Work to be completed: For the entries that follow, tally the lines holding the string "outliers". Give the total and nothing else.
⟨
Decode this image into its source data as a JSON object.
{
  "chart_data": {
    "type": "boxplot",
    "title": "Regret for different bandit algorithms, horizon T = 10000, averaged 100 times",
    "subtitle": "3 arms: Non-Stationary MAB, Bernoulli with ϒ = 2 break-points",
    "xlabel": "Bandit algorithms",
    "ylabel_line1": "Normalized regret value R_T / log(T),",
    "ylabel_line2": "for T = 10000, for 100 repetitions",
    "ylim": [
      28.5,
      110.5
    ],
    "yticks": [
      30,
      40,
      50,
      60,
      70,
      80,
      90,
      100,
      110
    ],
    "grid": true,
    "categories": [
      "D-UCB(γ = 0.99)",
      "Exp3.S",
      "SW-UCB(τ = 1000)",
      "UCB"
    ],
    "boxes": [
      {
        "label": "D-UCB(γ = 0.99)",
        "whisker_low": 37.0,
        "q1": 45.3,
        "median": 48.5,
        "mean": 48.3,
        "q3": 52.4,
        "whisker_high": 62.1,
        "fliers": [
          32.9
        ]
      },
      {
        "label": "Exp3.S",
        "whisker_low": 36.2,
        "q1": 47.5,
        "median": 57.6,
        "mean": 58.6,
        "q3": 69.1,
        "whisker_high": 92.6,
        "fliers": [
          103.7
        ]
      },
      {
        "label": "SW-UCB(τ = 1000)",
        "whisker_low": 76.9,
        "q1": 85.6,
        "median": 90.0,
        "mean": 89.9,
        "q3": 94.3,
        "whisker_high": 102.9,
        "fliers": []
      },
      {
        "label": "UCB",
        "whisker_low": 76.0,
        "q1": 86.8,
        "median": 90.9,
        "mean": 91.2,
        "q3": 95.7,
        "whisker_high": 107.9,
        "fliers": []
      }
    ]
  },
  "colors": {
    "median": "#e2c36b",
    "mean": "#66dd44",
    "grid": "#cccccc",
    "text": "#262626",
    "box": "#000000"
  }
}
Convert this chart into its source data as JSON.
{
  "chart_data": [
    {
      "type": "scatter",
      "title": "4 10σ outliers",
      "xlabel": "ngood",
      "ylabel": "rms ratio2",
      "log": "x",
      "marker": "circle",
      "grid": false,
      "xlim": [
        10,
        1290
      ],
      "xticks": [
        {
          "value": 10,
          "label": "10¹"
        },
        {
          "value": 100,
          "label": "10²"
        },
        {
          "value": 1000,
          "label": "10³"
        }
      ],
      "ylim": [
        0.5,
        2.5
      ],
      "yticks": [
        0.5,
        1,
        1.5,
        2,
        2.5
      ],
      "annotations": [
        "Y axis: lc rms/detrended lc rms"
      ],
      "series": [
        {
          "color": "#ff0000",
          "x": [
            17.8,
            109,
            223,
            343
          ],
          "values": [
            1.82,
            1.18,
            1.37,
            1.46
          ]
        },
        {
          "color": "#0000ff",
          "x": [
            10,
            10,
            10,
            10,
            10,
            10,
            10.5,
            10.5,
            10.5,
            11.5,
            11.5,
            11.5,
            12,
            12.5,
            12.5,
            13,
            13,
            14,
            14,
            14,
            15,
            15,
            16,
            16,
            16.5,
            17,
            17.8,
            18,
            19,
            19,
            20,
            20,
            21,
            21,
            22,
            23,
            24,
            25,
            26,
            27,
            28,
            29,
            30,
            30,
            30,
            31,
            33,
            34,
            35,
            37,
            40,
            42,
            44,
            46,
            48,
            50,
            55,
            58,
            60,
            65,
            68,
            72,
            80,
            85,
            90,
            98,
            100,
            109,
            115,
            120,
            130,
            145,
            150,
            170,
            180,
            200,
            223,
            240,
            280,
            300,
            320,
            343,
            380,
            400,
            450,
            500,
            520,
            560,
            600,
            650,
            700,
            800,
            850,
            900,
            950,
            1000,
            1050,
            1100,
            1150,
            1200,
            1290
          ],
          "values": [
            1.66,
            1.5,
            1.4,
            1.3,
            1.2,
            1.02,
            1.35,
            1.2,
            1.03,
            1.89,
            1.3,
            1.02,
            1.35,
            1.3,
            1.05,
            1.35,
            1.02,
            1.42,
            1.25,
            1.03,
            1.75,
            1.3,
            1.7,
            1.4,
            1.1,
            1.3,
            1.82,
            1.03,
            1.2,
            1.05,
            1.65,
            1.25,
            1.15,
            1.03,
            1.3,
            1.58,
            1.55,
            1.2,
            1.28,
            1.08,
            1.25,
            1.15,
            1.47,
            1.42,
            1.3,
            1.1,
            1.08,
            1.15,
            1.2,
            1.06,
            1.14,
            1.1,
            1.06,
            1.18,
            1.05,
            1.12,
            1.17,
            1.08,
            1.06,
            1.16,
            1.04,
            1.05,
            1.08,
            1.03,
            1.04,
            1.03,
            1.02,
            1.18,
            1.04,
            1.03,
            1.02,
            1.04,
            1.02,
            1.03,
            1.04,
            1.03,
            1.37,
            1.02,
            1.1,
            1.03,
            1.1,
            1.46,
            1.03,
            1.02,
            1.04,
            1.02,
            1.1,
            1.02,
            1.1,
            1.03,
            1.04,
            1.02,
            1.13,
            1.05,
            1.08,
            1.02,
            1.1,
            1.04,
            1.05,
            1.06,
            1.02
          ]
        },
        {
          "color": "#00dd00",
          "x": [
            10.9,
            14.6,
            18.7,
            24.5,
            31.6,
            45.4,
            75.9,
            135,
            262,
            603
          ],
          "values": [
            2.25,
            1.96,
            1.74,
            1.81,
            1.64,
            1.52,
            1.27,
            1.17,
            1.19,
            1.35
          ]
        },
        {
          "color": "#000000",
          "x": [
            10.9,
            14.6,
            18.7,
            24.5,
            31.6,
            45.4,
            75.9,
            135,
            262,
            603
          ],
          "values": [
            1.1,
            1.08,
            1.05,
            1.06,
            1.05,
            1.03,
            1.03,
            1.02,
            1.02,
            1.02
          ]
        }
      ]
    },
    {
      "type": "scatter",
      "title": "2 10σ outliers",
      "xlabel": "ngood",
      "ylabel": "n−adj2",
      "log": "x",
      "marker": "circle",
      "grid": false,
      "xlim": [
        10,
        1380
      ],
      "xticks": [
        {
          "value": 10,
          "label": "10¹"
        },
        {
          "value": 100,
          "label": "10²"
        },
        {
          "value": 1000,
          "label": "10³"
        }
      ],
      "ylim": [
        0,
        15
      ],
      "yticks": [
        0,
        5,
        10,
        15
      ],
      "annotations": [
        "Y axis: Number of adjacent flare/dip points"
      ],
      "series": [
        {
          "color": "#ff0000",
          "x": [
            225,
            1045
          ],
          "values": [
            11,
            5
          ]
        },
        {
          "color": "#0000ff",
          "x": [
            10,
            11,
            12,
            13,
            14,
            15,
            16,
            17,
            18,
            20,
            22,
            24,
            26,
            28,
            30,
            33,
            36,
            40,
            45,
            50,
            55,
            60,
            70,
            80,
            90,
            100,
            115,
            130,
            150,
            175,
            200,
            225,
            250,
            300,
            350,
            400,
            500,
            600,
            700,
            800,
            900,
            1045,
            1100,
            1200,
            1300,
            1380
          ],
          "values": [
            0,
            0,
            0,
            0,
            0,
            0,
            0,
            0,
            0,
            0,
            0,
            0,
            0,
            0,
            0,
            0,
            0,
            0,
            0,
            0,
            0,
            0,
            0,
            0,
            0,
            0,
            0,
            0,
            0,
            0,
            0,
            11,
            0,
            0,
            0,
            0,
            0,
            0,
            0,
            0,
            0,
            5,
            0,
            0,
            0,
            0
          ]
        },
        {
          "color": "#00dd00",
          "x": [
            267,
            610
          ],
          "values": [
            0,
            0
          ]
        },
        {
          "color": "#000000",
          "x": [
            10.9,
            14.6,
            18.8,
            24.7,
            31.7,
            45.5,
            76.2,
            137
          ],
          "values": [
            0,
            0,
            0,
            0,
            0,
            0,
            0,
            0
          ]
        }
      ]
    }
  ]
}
⟩
Solution for this exercise: 2